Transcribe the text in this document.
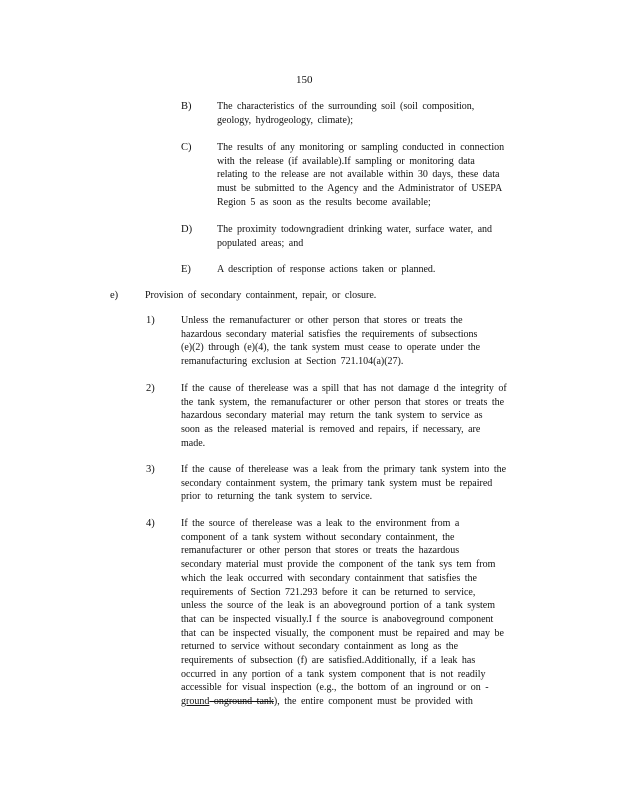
150
B)	The characteristics of the surrounding soil (soil composition,
geology, hydrogeology, climate);
C)	The results of any monitoring or sampling conducted in connection
with the release (if available).If sampling or monitoring data
relating to the release are not available within 30 days, these data
must be submitted to the Agency and the Administrator of USEPA
Region 5 as soon as the results become available;
D) The proximity todowngradient drinking water, surface water, and
populated areas; and
E)	A description of response actions taken or planned.
e)	Provision of secondary containment, repair, or closure.
1)	Unless the remanufacturer or other person that stores or treats the
hazardous secondary material satisfies the requirements of subsections
(e)(2) through (e)(4), the tank system must cease to operate under the
remanufacturing exclusion at Section 721.104(a)(27).
2)	If the cause of therelease was a spill that has not damage d the integrity of
the tank system, the remanufacturer or other person that stores or treats the
hazardous secondary material may return the tank system to service as
soon as the released material is removed and repairs, if necessary, are
made.
3)	If the cause of therelease was a leak from the primary tank system into the
secondary containment system, the primary tank system must be repaired
prior to returning the tank system to service.
4)	If the source of therelease was a leak to the environment from a
component of a tank system without secondary containment, the
remanufacturer or other person that stores or treats the hazardous
secondary material must provide the component of the tank sys tem from
which the leak occurred with secondary containment that satisfies the
requirements of Section 721.293 before it can be returned to service,
unless the source of the leak is an aboveground portion of a tank system
that can be inspected visually.I f the source is anaboveground component
that can be inspected visually, the component must be repaired and may be
returned to service without secondary containment as long as the
requirements of subsection (f) are satisfied.Additionally, if a leak has
occurred in any portion of a tank system component that is not readily
accessible for visual inspection (e.g., the bottom of an inground or on -
ground onground tank), the entire component must be provided with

■ ■ ■

OBJECTIVE
Pull every line containing "without" out of the data above.

SOLVED EXERCISE
component of a tank system without secondary containment, the
returned to service without secondary containment as long as the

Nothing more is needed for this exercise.